** Start of Available data **
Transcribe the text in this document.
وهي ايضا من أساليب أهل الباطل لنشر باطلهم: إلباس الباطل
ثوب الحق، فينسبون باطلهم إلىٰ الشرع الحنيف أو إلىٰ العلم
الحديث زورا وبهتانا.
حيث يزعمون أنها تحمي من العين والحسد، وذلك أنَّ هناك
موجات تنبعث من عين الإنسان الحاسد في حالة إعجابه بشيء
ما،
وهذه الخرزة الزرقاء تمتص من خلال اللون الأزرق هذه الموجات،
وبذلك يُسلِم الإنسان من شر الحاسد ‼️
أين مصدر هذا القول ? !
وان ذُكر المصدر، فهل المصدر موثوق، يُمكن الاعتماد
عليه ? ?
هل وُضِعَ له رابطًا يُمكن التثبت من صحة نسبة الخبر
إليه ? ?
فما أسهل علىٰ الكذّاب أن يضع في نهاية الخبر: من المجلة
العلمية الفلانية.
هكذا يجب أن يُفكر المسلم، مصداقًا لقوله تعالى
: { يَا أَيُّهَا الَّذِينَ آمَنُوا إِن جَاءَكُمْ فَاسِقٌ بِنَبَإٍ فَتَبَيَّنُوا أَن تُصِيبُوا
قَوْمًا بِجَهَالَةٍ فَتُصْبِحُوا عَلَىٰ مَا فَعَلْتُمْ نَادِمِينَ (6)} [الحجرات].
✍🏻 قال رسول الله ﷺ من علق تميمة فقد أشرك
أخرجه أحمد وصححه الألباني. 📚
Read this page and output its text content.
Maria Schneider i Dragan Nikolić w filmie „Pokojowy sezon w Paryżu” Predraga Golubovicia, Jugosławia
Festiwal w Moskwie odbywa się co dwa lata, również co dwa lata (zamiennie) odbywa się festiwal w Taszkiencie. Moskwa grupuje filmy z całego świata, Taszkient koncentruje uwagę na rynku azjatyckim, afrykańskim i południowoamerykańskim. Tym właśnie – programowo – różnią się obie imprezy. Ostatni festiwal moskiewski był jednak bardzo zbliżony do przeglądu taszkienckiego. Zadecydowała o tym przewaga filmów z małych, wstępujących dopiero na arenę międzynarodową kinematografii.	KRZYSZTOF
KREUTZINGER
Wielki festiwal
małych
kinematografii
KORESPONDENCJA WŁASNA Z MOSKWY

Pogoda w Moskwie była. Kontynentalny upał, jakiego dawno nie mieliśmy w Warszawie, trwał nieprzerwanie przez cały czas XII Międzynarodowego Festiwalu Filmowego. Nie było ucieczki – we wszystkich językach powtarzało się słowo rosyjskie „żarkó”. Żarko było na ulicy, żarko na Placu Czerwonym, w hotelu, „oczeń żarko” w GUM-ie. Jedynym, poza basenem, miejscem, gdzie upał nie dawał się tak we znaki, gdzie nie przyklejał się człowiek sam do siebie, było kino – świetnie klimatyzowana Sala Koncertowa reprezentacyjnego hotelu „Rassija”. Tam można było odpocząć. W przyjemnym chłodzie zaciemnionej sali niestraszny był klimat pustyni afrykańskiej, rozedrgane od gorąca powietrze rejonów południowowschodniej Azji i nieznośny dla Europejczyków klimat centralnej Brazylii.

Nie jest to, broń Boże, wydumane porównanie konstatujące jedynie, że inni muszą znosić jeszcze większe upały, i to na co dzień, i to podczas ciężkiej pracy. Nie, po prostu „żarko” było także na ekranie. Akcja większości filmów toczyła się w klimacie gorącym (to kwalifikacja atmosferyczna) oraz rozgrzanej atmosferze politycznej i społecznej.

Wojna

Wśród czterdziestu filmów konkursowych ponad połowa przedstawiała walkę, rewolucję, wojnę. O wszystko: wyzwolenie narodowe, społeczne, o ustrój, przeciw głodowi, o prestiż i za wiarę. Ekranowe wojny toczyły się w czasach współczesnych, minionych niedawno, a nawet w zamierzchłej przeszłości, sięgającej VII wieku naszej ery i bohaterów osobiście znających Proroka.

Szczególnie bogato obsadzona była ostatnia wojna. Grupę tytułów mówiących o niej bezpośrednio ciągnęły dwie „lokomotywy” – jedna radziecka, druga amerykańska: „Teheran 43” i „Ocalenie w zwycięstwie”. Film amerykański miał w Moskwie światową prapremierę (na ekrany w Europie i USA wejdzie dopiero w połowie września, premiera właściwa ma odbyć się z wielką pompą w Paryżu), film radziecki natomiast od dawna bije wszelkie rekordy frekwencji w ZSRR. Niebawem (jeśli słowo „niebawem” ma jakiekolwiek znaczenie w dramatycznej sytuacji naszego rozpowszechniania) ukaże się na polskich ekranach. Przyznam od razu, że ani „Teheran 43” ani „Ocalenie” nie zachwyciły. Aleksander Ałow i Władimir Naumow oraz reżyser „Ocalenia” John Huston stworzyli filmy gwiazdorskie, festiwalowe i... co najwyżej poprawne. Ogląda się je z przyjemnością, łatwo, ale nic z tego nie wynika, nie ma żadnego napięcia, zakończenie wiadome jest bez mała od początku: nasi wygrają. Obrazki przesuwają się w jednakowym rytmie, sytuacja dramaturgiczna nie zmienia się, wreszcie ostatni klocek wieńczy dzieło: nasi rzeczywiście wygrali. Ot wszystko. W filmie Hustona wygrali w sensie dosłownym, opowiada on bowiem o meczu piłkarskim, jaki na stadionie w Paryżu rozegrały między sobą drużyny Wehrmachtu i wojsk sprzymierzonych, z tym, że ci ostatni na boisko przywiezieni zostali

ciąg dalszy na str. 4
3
** End of Available data **
▸ Goal of the exercise
The records above are to be repeated exactly, in their entirety.

▸ Answer to this task
Transcribe the text in this document.
وهي ايضا من أساليب أهل الباطل لنشر باطلهم: إلباس الباطل
ثوب الحق، فينسبون باطلهم إلىٰ الشرع الحنيف أو إلىٰ العلم
الحديث زورا وبهتانا.
حيث يزعمون أنها تحمي من العين والحسد، وذلك أنَّ هناك
موجات تنبعث من عين الإنسان الحاسد في حالة إعجابه بشيء
ما،
وهذه الخرزة الزرقاء تمتص من خلال اللون الأزرق هذه الموجات،
وبذلك يُسلِم الإنسان من شر الحاسد ‼️
أين مصدر هذا القول ? !
وان ذُكر المصدر، فهل المصدر موثوق، يُمكن الاعتماد
عليه ? ?
هل وُضِعَ له رابطًا يُمكن التثبت من صحة نسبة الخبر
إليه ? ?
فما أسهل علىٰ الكذّاب أن يضع في نهاية الخبر: من المجلة
العلمية الفلانية.
هكذا يجب أن يُفكر المسلم، مصداقًا لقوله تعالى
: { يَا أَيُّهَا الَّذِينَ آمَنُوا إِن جَاءَكُمْ فَاسِقٌ بِنَبَإٍ فَتَبَيَّنُوا أَن تُصِيبُوا
قَوْمًا بِجَهَالَةٍ فَتُصْبِحُوا عَلَىٰ مَا فَعَلْتُمْ نَادِمِينَ (6)} [الحجرات].
✍🏻 قال رسول الله ﷺ من علق تميمة فقد أشرك
أخرجه أحمد وصححه الألباني. 📚
Read this page and output its text content.
Maria Schneider i Dragan Nikolić w filmie „Pokojowy sezon w Paryżu” Predraga Golubovicia, Jugosławia
Festiwal w Moskwie odbywa się co dwa lata, również co dwa lata (zamiennie) odbywa się festiwal w Taszkiencie. Moskwa grupuje filmy z całego świata, Taszkient koncentruje uwagę na rynku azjatyckim, afrykańskim i południowoamerykańskim. Tym właśnie – programowo – różnią się obie imprezy. Ostatni festiwal moskiewski był jednak bardzo zbliżony do przeglądu taszkienckiego. Zadecydowała o tym przewaga filmów z małych, wstępujących dopiero na arenę międzynarodową kinematografii.	KRZYSZTOF
KREUTZINGER
Wielki festiwal
małych
kinematografii
KORESPONDENCJA WŁASNA Z MOSKWY

Pogoda w Moskwie była. Kontynentalny upał, jakiego dawno nie mieliśmy w Warszawie, trwał nieprzerwanie przez cały czas XII Międzynarodowego Festiwalu Filmowego. Nie było ucieczki – we wszystkich językach powtarzało się słowo rosyjskie „żarkó”. Żarko było na ulicy, żarko na Placu Czerwonym, w hotelu, „oczeń żarko” w GUM-ie. Jedynym, poza basenem, miejscem, gdzie upał nie dawał się tak we znaki, gdzie nie przyklejał się człowiek sam do siebie, było kino – świetnie klimatyzowana Sala Koncertowa reprezentacyjnego hotelu „Rassija”. Tam można było odpocząć. W przyjemnym chłodzie zaciemnionej sali niestraszny był klimat pustyni afrykańskiej, rozedrgane od gorąca powietrze rejonów południowowschodniej Azji i nieznośny dla Europejczyków klimat centralnej Brazylii.

Nie jest to, broń Boże, wydumane porównanie konstatujące jedynie, że inni muszą znosić jeszcze większe upały, i to na co dzień, i to podczas ciężkiej pracy. Nie, po prostu „żarko” było także na ekranie. Akcja większości filmów toczyła się w klimacie gorącym (to kwalifikacja atmosferyczna) oraz rozgrzanej atmosferze politycznej i społecznej.

Wojna

Wśród czterdziestu filmów konkursowych ponad połowa przedstawiała walkę, rewolucję, wojnę. O wszystko: wyzwolenie narodowe, społeczne, o ustrój, przeciw głodowi, o prestiż i za wiarę. Ekranowe wojny toczyły się w czasach współczesnych, minionych niedawno, a nawet w zamierzchłej przeszłości, sięgającej VII wieku naszej ery i bohaterów osobiście znających Proroka.

Szczególnie bogato obsadzona była ostatnia wojna. Grupę tytułów mówiących o niej bezpośrednio ciągnęły dwie „lokomotywy” – jedna radziecka, druga amerykańska: „Teheran 43” i „Ocalenie w zwycięstwie”. Film amerykański miał w Moskwie światową prapremierę (na ekrany w Europie i USA wejdzie dopiero w połowie września, premiera właściwa ma odbyć się z wielką pompą w Paryżu), film radziecki natomiast od dawna bije wszelkie rekordy frekwencji w ZSRR. Niebawem (jeśli słowo „niebawem” ma jakiekolwiek znaczenie w dramatycznej sytuacji naszego rozpowszechniania) ukaże się na polskich ekranach. Przyznam od razu, że ani „Teheran 43” ani „Ocalenie” nie zachwyciły. Aleksander Ałow i Władimir Naumow oraz reżyser „Ocalenia” John Huston stworzyli filmy gwiazdorskie, festiwalowe i... co najwyżej poprawne. Ogląda się je z przyjemnością, łatwo, ale nic z tego nie wynika, nie ma żadnego napięcia, zakończenie wiadome jest bez mała od początku: nasi wygrają. Obrazki przesuwają się w jednakowym rytmie, sytuacja dramaturgiczna nie zmienia się, wreszcie ostatni klocek wieńczy dzieło: nasi rzeczywiście wygrali. Ot wszystko. W filmie Hustona wygrali w sensie dosłownym, opowiada on bowiem o meczu piłkarskim, jaki na stadionie w Paryżu rozegrały między sobą drużyny Wehrmachtu i wojsk sprzymierzonych, z tym, że ci ostatni na boisko przywiezieni zostali

ciąg dalszy na str. 4
3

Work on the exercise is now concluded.